Start Records to use
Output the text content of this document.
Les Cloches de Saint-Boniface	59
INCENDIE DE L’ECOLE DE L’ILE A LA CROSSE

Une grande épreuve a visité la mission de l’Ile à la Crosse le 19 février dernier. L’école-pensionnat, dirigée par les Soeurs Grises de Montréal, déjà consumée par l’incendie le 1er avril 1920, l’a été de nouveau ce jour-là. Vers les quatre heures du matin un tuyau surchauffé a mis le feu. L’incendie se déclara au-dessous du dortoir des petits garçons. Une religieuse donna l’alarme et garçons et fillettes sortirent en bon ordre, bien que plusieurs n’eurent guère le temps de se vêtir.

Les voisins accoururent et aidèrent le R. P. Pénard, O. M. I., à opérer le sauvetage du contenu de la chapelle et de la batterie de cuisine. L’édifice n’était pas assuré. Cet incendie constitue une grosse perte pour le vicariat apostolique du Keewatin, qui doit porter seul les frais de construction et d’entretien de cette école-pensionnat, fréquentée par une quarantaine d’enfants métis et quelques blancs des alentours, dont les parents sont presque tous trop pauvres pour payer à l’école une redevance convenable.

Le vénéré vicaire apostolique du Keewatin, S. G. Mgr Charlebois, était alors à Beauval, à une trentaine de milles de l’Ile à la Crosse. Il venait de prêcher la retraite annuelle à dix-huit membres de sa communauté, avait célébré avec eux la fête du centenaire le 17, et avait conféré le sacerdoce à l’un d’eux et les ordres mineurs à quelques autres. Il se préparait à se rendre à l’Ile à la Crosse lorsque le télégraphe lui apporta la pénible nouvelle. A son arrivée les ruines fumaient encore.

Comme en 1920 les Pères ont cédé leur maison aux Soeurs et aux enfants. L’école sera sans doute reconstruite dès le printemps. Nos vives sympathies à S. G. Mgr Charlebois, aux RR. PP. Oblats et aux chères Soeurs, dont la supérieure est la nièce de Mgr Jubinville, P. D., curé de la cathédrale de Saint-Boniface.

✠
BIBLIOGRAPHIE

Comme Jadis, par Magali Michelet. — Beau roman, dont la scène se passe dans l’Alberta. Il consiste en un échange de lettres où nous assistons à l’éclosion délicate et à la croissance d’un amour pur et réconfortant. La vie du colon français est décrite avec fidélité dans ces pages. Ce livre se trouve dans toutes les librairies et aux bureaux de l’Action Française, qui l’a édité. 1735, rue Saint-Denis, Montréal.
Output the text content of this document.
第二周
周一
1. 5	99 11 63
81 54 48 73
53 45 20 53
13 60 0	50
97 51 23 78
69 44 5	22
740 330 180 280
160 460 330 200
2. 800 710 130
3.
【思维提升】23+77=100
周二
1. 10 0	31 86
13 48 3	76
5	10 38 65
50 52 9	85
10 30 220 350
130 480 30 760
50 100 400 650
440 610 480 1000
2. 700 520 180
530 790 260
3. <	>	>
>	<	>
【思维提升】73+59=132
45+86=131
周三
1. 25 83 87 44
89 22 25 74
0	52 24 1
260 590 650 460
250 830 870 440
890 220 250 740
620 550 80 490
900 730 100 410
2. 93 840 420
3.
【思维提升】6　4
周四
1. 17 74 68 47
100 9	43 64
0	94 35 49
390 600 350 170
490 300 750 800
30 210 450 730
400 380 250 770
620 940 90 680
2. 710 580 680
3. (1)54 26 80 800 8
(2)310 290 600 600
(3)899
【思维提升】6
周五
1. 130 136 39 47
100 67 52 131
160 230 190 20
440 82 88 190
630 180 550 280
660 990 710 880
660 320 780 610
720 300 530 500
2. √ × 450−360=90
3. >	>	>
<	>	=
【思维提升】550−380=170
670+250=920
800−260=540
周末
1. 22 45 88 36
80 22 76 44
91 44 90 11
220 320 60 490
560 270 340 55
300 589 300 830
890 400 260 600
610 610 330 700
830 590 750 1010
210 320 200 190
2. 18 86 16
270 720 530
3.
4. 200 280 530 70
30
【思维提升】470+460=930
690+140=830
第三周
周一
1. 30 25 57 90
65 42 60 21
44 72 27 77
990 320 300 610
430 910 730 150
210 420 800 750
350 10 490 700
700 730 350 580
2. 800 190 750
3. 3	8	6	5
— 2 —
End Records to use
- Directive -
Output all of the data again. Match it exactly.

- Answer to the task -
Output the text content of this document.
Les Cloches de Saint-Boniface	59
INCENDIE DE L’ECOLE DE L’ILE A LA CROSSE

Une grande épreuve a visité la mission de l’Ile à la Crosse le 19 février dernier. L’école-pensionnat, dirigée par les Soeurs Grises de Montréal, déjà consumée par l’incendie le 1er avril 1920, l’a été de nouveau ce jour-là. Vers les quatre heures du matin un tuyau surchauffé a mis le feu. L’incendie se déclara au-dessous du dortoir des petits garçons. Une religieuse donna l’alarme et garçons et fillettes sortirent en bon ordre, bien que plusieurs n’eurent guère le temps de se vêtir.

Les voisins accoururent et aidèrent le R. P. Pénard, O. M. I., à opérer le sauvetage du contenu de la chapelle et de la batterie de cuisine. L’édifice n’était pas assuré. Cet incendie constitue une grosse perte pour le vicariat apostolique du Keewatin, qui doit porter seul les frais de construction et d’entretien de cette école-pensionnat, fréquentée par une quarantaine d’enfants métis et quelques blancs des alentours, dont les parents sont presque tous trop pauvres pour payer à l’école une redevance convenable.

Le vénéré vicaire apostolique du Keewatin, S. G. Mgr Charlebois, était alors à Beauval, à une trentaine de milles de l’Ile à la Crosse. Il venait de prêcher la retraite annuelle à dix-huit membres de sa communauté, avait célébré avec eux la fête du centenaire le 17, et avait conféré le sacerdoce à l’un d’eux et les ordres mineurs à quelques autres. Il se préparait à se rendre à l’Ile à la Crosse lorsque le télégraphe lui apporta la pénible nouvelle. A son arrivée les ruines fumaient encore.

Comme en 1920 les Pères ont cédé leur maison aux Soeurs et aux enfants. L’école sera sans doute reconstruite dès le printemps. Nos vives sympathies à S. G. Mgr Charlebois, aux RR. PP. Oblats et aux chères Soeurs, dont la supérieure est la nièce de Mgr Jubinville, P. D., curé de la cathédrale de Saint-Boniface.

✠
BIBLIOGRAPHIE

Comme Jadis, par Magali Michelet. — Beau roman, dont la scène se passe dans l’Alberta. Il consiste en un échange de lettres où nous assistons à l’éclosion délicate et à la croissance d’un amour pur et réconfortant. La vie du colon français est décrite avec fidélité dans ces pages. Ce livre se trouve dans toutes les librairies et aux bureaux de l’Action Française, qui l’a édité. 1735, rue Saint-Denis, Montréal.
Output the text content of this document.
第二周
周一
1. 5	99 11 63
81 54 48 73
53 45 20 53
13 60 0	50
97 51 23 78
69 44 5	22
740 330 180 280
160 460 330 200
2. 800 710 130
3.
【思维提升】23+77=100
周二
1. 10 0	31 86
13 48 3	76
5	10 38 65
50 52 9	85
10 30 220 350
130 480 30 760
50 100 400 650
440 610 480 1000
2. 700 520 180
530 790 260
3. <	>	>
>	<	>
【思维提升】73+59=132
45+86=131
周三
1. 25 83 87 44
89 22 25 74
0	52 24 1
260 590 650 460
250 830 870 440
890 220 250 740
620 550 80 490
900 730 100 410
2. 93 840 420
3.
【思维提升】6　4
周四
1. 17 74 68 47
100 9	43 64
0	94 35 49
390 600 350 170
490 300 750 800
30 210 450 730
400 380 250 770
620 940 90 680
2. 710 580 680
3. (1)54 26 80 800 8
(2)310 290 600 600
(3)899
【思维提升】6
周五
1. 130 136 39 47
100 67 52 131
160 230 190 20
440 82 88 190
630 180 550 280
660 990 710 880
660 320 780 610
720 300 530 500
2. √ × 450−360=90
3. >	>	>
<	>	=
【思维提升】550−380=170
670+250=920
800−260=540
周末
1. 22 45 88 36
80 22 76 44
91 44 90 11
220 320 60 490
560 270 340 55
300 589 300 830
890 400 260 600
610 610 330 700
830 590 750 1010
210 320 200 190
2. 18 86 16
270 720 530
3.
4. 200 280 530 70
30
【思维提升】470+460=930
690+140=830
第三周
周一
1. 30 25 57 90
65 42 60 21
44 72 27 77
990 320 300 610
430 910 730 150
210 420 800 750
350 10 490 700
700 730 350 580
2. 800 190 750
3. 3	8	6	5
— 2 —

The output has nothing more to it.